▶ _WORK REQUIRED_: Below is a block of records; repeat each one exactly.
..........
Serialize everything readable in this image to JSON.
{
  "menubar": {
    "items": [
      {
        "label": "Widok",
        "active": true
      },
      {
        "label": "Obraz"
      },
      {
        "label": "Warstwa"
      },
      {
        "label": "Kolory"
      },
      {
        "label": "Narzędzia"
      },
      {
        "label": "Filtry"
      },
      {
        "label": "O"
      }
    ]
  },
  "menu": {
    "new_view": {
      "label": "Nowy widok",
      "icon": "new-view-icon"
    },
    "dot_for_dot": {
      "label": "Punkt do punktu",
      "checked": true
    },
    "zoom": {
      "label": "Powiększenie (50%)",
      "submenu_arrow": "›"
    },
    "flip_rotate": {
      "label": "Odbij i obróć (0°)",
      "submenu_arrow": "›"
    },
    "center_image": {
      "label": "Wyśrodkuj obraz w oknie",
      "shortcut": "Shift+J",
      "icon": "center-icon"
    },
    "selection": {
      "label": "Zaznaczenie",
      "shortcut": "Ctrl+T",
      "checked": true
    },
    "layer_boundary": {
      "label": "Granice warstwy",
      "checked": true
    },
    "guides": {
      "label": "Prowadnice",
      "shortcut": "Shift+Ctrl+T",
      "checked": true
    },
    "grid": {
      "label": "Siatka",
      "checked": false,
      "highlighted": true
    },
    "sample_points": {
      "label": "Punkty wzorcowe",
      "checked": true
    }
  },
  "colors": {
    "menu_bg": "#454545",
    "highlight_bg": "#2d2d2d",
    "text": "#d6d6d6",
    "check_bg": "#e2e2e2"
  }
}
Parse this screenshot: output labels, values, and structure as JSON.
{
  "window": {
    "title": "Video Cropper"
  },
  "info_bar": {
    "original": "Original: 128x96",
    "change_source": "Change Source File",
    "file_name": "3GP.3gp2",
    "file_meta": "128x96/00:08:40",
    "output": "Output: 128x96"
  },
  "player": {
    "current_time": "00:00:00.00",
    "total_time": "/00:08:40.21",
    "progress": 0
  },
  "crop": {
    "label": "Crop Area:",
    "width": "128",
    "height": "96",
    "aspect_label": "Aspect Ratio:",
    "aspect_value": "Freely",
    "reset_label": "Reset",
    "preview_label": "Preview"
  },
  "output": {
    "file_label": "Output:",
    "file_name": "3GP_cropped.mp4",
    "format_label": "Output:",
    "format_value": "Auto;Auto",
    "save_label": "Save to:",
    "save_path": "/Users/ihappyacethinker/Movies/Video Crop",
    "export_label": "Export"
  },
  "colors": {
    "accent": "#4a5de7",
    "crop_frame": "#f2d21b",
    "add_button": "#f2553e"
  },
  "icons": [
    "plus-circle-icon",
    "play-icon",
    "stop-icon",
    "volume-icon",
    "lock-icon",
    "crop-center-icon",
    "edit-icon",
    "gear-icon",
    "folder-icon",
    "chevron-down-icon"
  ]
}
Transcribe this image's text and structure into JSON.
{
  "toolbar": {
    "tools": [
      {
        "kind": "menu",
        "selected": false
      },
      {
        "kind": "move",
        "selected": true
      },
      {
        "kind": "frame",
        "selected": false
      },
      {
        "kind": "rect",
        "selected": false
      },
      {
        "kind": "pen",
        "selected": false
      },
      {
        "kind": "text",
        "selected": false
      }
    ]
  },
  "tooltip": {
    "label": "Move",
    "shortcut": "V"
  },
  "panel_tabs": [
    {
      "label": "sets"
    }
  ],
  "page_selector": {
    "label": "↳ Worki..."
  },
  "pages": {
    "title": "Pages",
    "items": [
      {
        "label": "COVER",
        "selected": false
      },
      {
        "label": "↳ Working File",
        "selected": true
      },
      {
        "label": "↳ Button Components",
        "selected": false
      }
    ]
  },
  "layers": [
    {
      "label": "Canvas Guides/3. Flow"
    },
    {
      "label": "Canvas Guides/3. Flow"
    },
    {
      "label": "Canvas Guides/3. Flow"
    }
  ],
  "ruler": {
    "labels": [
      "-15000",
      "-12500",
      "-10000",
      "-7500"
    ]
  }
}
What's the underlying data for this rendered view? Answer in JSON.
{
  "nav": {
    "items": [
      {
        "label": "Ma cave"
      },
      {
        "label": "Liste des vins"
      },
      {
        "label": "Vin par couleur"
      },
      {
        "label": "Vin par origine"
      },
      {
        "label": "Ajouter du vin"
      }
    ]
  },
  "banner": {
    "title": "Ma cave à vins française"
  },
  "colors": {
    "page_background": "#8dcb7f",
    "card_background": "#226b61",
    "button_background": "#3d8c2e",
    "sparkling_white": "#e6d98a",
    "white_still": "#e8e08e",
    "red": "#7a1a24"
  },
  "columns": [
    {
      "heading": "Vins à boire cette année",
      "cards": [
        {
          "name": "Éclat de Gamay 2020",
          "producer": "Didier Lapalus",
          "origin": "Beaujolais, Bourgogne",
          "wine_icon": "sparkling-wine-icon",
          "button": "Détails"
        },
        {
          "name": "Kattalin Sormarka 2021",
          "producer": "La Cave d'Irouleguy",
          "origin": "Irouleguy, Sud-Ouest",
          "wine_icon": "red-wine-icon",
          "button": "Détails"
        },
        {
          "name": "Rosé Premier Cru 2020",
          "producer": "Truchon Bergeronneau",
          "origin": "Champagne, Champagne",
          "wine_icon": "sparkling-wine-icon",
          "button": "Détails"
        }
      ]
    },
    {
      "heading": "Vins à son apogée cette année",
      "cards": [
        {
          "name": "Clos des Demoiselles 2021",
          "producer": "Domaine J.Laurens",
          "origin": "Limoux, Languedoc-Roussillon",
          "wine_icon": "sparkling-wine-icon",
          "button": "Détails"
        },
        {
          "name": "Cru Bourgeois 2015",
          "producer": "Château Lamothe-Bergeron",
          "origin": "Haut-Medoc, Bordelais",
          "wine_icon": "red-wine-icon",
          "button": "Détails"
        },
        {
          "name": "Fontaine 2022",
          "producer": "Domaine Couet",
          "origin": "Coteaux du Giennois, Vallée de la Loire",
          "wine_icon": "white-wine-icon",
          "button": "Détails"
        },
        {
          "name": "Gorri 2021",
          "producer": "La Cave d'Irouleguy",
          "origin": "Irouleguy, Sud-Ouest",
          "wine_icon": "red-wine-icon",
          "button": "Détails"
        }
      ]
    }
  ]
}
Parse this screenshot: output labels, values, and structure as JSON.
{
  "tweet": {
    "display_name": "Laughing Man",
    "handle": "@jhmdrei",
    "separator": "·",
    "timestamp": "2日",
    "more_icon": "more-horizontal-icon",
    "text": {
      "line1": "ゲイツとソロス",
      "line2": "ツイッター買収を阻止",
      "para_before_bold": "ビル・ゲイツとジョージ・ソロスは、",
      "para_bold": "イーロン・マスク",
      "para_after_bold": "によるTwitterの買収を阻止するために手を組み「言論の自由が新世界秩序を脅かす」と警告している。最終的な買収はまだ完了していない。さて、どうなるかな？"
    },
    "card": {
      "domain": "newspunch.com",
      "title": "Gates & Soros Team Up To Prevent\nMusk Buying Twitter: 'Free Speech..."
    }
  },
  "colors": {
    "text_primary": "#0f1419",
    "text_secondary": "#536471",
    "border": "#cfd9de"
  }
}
..........
▶ _RESULT OF THIS TASK_:
Serialize everything readable in this image to JSON.
{
  "menubar": {
    "items": [
      {
        "label": "Widok",
        "active": true
      },
      {
        "label": "Obraz"
      },
      {
        "label": "Warstwa"
      },
      {
        "label": "Kolory"
      },
      {
        "label": "Narzędzia"
      },
      {
        "label": "Filtry"
      },
      {
        "label": "O"
      }
    ]
  },
  "menu": {
    "new_view": {
      "label": "Nowy widok",
      "icon": "new-view-icon"
    },
    "dot_for_dot": {
      "label": "Punkt do punktu",
      "checked": true
    },
    "zoom": {
      "label": "Powiększenie (50%)",
      "submenu_arrow": "›"
    },
    "flip_rotate": {
      "label": "Odbij i obróć (0°)",
      "submenu_arrow": "›"
    },
    "center_image": {
      "label": "Wyśrodkuj obraz w oknie",
      "shortcut": "Shift+J",
      "icon": "center-icon"
    },
    "selection": {
      "label": "Zaznaczenie",
      "shortcut": "Ctrl+T",
      "checked": true
    },
    "layer_boundary": {
      "label": "Granice warstwy",
      "checked": true
    },
    "guides": {
      "label": "Prowadnice",
      "shortcut": "Shift+Ctrl+T",
      "checked": true
    },
    "grid": {
      "label": "Siatka",
      "checked": false,
      "highlighted": true
    },
    "sample_points": {
      "label": "Punkty wzorcowe",
      "checked": true
    }
  },
  "colors": {
    "menu_bg": "#454545",
    "highlight_bg": "#2d2d2d",
    "text": "#d6d6d6",
    "check_bg": "#e2e2e2"
  }
}
Parse this screenshot: output labels, values, and structure as JSON.
{
  "window": {
    "title": "Video Cropper"
  },
  "info_bar": {
    "original": "Original: 128x96",
    "change_source": "Change Source File",
    "file_name": "3GP.3gp2",
    "file_meta": "128x96/00:08:40",
    "output": "Output: 128x96"
  },
  "player": {
    "current_time": "00:00:00.00",
    "total_time": "/00:08:40.21",
    "progress": 0
  },
  "crop": {
    "label": "Crop Area:",
    "width": "128",
    "height": "96",
    "aspect_label": "Aspect Ratio:",
    "aspect_value": "Freely",
    "reset_label": "Reset",
    "preview_label": "Preview"
  },
  "output": {
    "file_label": "Output:",
    "file_name": "3GP_cropped.mp4",
    "format_label": "Output:",
    "format_value": "Auto;Auto",
    "save_label": "Save to:",
    "save_path": "/Users/ihappyacethinker/Movies/Video Crop",
    "export_label": "Export"
  },
  "colors": {
    "accent": "#4a5de7",
    "crop_frame": "#f2d21b",
    "add_button": "#f2553e"
  },
  "icons": [
    "plus-circle-icon",
    "play-icon",
    "stop-icon",
    "volume-icon",
    "lock-icon",
    "crop-center-icon",
    "edit-icon",
    "gear-icon",
    "folder-icon",
    "chevron-down-icon"
  ]
}
Transcribe this image's text and structure into JSON.
{
  "toolbar": {
    "tools": [
      {
        "kind": "menu",
        "selected": false
      },
      {
        "kind": "move",
        "selected": true
      },
      {
        "kind": "frame",
        "selected": false
      },
      {
        "kind": "rect",
        "selected": false
      },
      {
        "kind": "pen",
        "selected": false
      },
      {
        "kind": "text",
        "selected": false
      }
    ]
  },
  "tooltip": {
    "label": "Move",
    "shortcut": "V"
  },
  "panel_tabs": [
    {
      "label": "sets"
    }
  ],
  "page_selector": {
    "label": "↳ Worki..."
  },
  "pages": {
    "title": "Pages",
    "items": [
      {
        "label": "COVER",
        "selected": false
      },
      {
        "label": "↳ Working File",
        "selected": true
      },
      {
        "label": "↳ Button Components",
        "selected": false
      }
    ]
  },
  "layers": [
    {
      "label": "Canvas Guides/3. Flow"
    },
    {
      "label": "Canvas Guides/3. Flow"
    },
    {
      "label": "Canvas Guides/3. Flow"
    }
  ],
  "ruler": {
    "labels": [
      "-15000",
      "-12500",
      "-10000",
      "-7500"
    ]
  }
}
What's the underlying data for this rendered view? Answer in JSON.
{
  "nav": {
    "items": [
      {
        "label": "Ma cave"
      },
      {
        "label": "Liste des vins"
      },
      {
        "label": "Vin par couleur"
      },
      {
        "label": "Vin par origine"
      },
      {
        "label": "Ajouter du vin"
      }
    ]
  },
  "banner": {
    "title": "Ma cave à vins française"
  },
  "colors": {
    "page_background": "#8dcb7f",
    "card_background": "#226b61",
    "button_background": "#3d8c2e",
    "sparkling_white": "#e6d98a",
    "white_still": "#e8e08e",
    "red": "#7a1a24"
  },
  "columns": [
    {
      "heading": "Vins à boire cette année",
      "cards": [
        {
          "name": "Éclat de Gamay 2020",
          "producer": "Didier Lapalus",
          "origin": "Beaujolais, Bourgogne",
          "wine_icon": "sparkling-wine-icon",
          "button": "Détails"
        },
        {
          "name": "Kattalin Sormarka 2021",
          "producer": "La Cave d'Irouleguy",
          "origin": "Irouleguy, Sud-Ouest",
          "wine_icon": "red-wine-icon",
          "button": "Détails"
        },
        {
          "name": "Rosé Premier Cru 2020",
          "producer": "Truchon Bergeronneau",
          "origin": "Champagne, Champagne",
          "wine_icon": "sparkling-wine-icon",
          "button": "Détails"
        }
      ]
    },
    {
      "heading": "Vins à son apogée cette année",
      "cards": [
        {
          "name": "Clos des Demoiselles 2021",
          "producer": "Domaine J.Laurens",
          "origin": "Limoux, Languedoc-Roussillon",
          "wine_icon": "sparkling-wine-icon",
          "button": "Détails"
        },
        {
          "name": "Cru Bourgeois 2015",
          "producer": "Château Lamothe-Bergeron",
          "origin": "Haut-Medoc, Bordelais",
          "wine_icon": "red-wine-icon",
          "button": "Détails"
        },
        {
          "name": "Fontaine 2022",
          "producer": "Domaine Couet",
          "origin": "Coteaux du Giennois, Vallée de la Loire",
          "wine_icon": "white-wine-icon",
          "button": "Détails"
        },
        {
          "name": "Gorri 2021",
          "producer": "La Cave d'Irouleguy",
          "origin": "Irouleguy, Sud-Ouest",
          "wine_icon": "red-wine-icon",
          "button": "Détails"
        }
      ]
    }
  ]
}
Parse this screenshot: output labels, values, and structure as JSON.
{
  "tweet": {
    "display_name": "Laughing Man",
    "handle": "@jhmdrei",
    "separator": "·",
    "timestamp": "2日",
    "more_icon": "more-horizontal-icon",
    "text": {
      "line1": "ゲイツとソロス",
      "line2": "ツイッター買収を阻止",
      "para_before_bold": "ビル・ゲイツとジョージ・ソロスは、",
      "para_bold": "イーロン・マスク",
      "para_after_bold": "によるTwitterの買収を阻止するために手を組み「言論の自由が新世界秩序を脅かす」と警告している。最終的な買収はまだ完了していない。さて、どうなるかな？"
    },
    "card": {
      "domain": "newspunch.com",
      "title": "Gates & Soros Team Up To Prevent\nMusk Buying Twitter: 'Free Speech..."
    }
  },
  "colors": {
    "text_primary": "#0f1419",
    "text_secondary": "#536471",
    "border": "#cfd9de"
  }
}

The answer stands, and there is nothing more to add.